**Exercise task:**
In the data below, find each line containing the string "avec" and return it.
- - -
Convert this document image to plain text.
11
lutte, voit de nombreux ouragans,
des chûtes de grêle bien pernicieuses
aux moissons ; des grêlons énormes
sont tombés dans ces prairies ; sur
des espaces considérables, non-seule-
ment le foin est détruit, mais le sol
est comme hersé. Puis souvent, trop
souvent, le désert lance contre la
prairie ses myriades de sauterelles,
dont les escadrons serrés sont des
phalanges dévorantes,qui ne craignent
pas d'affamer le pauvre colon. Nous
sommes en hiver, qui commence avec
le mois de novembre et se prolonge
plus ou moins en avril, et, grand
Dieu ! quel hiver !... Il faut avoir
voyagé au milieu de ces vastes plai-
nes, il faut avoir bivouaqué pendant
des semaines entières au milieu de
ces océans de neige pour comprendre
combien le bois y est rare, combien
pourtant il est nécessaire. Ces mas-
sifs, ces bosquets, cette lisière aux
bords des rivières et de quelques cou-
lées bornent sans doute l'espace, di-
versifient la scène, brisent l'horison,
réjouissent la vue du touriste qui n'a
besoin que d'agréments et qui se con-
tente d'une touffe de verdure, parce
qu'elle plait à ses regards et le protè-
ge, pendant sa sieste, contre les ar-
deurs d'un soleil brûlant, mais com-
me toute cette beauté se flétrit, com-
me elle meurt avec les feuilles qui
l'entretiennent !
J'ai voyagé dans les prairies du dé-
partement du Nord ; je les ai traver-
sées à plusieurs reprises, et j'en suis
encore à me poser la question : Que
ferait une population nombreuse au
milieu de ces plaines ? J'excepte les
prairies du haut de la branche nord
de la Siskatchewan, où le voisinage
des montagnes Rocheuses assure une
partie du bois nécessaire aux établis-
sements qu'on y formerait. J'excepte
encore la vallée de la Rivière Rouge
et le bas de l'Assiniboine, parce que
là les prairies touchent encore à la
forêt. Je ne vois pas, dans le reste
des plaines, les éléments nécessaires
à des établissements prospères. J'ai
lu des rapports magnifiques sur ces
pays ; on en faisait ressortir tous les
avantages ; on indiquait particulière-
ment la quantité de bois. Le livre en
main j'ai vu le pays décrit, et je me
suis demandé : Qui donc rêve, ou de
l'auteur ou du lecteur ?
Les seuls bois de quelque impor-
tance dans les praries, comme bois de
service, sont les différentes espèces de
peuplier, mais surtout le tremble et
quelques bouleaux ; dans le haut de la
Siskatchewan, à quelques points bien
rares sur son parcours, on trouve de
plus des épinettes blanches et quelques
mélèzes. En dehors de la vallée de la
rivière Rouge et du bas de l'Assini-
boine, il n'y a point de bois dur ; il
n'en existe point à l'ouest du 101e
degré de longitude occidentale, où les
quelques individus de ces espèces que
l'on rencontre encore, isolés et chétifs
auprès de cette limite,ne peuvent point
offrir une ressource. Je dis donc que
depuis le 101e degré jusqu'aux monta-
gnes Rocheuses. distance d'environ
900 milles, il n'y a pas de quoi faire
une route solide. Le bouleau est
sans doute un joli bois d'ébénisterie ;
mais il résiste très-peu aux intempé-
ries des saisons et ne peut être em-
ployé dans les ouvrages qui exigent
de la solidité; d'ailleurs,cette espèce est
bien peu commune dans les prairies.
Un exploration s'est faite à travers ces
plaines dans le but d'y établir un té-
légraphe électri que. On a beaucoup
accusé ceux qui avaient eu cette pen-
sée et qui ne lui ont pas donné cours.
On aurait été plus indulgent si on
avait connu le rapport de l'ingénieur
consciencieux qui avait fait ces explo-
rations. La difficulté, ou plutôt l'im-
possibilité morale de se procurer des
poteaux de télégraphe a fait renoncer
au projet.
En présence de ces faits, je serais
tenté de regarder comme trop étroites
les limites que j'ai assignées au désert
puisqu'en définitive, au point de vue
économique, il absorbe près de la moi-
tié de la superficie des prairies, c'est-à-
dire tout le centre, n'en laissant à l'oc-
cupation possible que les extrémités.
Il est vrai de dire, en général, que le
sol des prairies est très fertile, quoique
- - -
**Answer to the exercise:**
sommes en hiver, qui commence avec
me elle meurt avec les feuilles qui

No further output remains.